Stored data entries:
<<<<
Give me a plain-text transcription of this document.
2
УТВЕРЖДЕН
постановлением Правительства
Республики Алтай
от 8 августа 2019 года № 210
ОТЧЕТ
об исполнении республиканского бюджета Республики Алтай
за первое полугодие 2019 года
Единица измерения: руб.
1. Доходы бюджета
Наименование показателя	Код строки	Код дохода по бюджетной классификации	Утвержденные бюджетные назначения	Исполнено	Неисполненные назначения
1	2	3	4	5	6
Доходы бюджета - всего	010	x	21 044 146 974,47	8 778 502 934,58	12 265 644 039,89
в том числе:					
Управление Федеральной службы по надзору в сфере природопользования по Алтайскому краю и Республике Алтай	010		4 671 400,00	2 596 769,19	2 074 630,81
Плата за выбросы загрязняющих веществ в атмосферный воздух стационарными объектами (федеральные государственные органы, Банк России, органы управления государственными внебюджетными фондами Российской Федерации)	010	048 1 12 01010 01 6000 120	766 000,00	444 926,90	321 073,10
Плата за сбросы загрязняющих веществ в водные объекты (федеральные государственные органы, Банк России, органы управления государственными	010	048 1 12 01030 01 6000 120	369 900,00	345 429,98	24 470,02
>>>>
Exercise brief ▸
Every record above must be duplicated exactly.

Correct output ▸
Give me a plain-text transcription of this document.
2
УТВЕРЖДЕН
постановлением Правительства
Республики Алтай
от 8 августа 2019 года № 210
ОТЧЕТ
об исполнении республиканского бюджета Республики Алтай
за первое полугодие 2019 года
Единица измерения: руб.
1. Доходы бюджета
Наименование показателя	Код строки	Код дохода по бюджетной классификации	Утвержденные бюджетные назначения	Исполнено	Неисполненные назначения
1	2	3	4	5	6
Доходы бюджета - всего	010	x	21 044 146 974,47	8 778 502 934,58	12 265 644 039,89
в том числе:					
Управление Федеральной службы по надзору в сфере природопользования по Алтайскому краю и Республике Алтай	010		4 671 400,00	2 596 769,19	2 074 630,81
Плата за выбросы загрязняющих веществ в атмосферный воздух стационарными объектами (федеральные государственные органы, Банк России, органы управления государственными внебюджетными фондами Российской Федерации)	010	048 1 12 01010 01 6000 120	766 000,00	444 926,90	321 073,10
Плата за сбросы загрязняющих веществ в водные объекты (федеральные государственные органы, Банк России, органы управления государственными	010	048 1 12 01030 01 6000 120	369 900,00	345 429,98	24 470,02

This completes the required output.